> _TASK BRIEF_
Extract every line of the material below and reproduce it faithfully.

──────── DATA TO PROCESS

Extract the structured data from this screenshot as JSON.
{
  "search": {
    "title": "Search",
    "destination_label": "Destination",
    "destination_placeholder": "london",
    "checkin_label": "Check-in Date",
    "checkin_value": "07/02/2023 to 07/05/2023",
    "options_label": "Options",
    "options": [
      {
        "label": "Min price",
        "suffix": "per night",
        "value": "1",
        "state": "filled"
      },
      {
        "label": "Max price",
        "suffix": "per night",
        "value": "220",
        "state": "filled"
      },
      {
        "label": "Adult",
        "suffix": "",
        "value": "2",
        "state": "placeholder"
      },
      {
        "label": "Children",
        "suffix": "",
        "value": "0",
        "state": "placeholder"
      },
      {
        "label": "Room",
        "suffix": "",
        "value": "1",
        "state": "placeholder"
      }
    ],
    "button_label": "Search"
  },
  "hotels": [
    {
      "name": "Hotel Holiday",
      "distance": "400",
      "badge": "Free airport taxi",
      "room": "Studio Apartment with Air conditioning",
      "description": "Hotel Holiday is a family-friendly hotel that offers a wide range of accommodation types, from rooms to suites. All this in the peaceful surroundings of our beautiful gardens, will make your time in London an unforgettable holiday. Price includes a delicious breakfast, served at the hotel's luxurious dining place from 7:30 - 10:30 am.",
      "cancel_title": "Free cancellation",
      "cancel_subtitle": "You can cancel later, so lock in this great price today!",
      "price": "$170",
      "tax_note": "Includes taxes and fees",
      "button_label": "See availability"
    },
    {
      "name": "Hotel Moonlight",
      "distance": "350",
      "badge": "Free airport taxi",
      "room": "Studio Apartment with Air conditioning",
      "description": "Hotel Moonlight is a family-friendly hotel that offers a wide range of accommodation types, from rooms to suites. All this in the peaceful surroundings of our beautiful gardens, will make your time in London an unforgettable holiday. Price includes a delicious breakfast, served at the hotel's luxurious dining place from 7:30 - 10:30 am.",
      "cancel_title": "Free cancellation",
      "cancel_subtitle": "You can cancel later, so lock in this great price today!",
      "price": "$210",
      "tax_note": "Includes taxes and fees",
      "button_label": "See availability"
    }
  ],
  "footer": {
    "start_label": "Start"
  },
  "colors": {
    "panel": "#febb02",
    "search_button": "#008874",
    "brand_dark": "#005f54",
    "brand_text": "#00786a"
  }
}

────────────────

> _EXERCISE OUTPUT_
Extract the structured data from this screenshot as JSON.
{
  "search": {
    "title": "Search",
    "destination_label": "Destination",
    "destination_placeholder": "london",
    "checkin_label": "Check-in Date",
    "checkin_value": "07/02/2023 to 07/05/2023",
    "options_label": "Options",
    "options": [
      {
        "label": "Min price",
        "suffix": "per night",
        "value": "1",
        "state": "filled"
      },
      {
        "label": "Max price",
        "suffix": "per night",
        "value": "220",
        "state": "filled"
      },
      {
        "label": "Adult",
        "suffix": "",
        "value": "2",
        "state": "placeholder"
      },
      {
        "label": "Children",
        "suffix": "",
        "value": "0",
        "state": "placeholder"
      },
      {
        "label": "Room",
        "suffix": "",
        "value": "1",
        "state": "placeholder"
      }
    ],
    "button_label": "Search"
  },
  "hotels": [
    {
      "name": "Hotel Holiday",
      "distance": "400",
      "badge": "Free airport taxi",
      "room": "Studio Apartment with Air conditioning",
      "description": "Hotel Holiday is a family-friendly hotel that offers a wide range of accommodation types, from rooms to suites. All this in the peaceful surroundings of our beautiful gardens, will make your time in London an unforgettable holiday. Price includes a delicious breakfast, served at the hotel's luxurious dining place from 7:30 - 10:30 am.",
      "cancel_title": "Free cancellation",
      "cancel_subtitle": "You can cancel later, so lock in this great price today!",
      "price": "$170",
      "tax_note": "Includes taxes and fees",
      "button_label": "See availability"
    },
    {
      "name": "Hotel Moonlight",
      "distance": "350",
      "badge": "Free airport taxi",
      "room": "Studio Apartment with Air conditioning",
      "description": "Hotel Moonlight is a family-friendly hotel that offers a wide range of accommodation types, from rooms to suites. All this in the peaceful surroundings of our beautiful gardens, will make your time in London an unforgettable holiday. Price includes a delicious breakfast, served at the hotel's luxurious dining place from 7:30 - 10:30 am.",
      "cancel_title": "Free cancellation",
      "cancel_subtitle": "You can cancel later, so lock in this great price today!",
      "price": "$210",
      "tax_note": "Includes taxes and fees",
      "button_label": "See availability"
    }
  ],
  "footer": {
    "start_label": "Start"
  },
  "colors": {
    "panel": "#febb02",
    "search_button": "#008874",
    "brand_dark": "#005f54",
    "brand_text": "#00786a"
  }
}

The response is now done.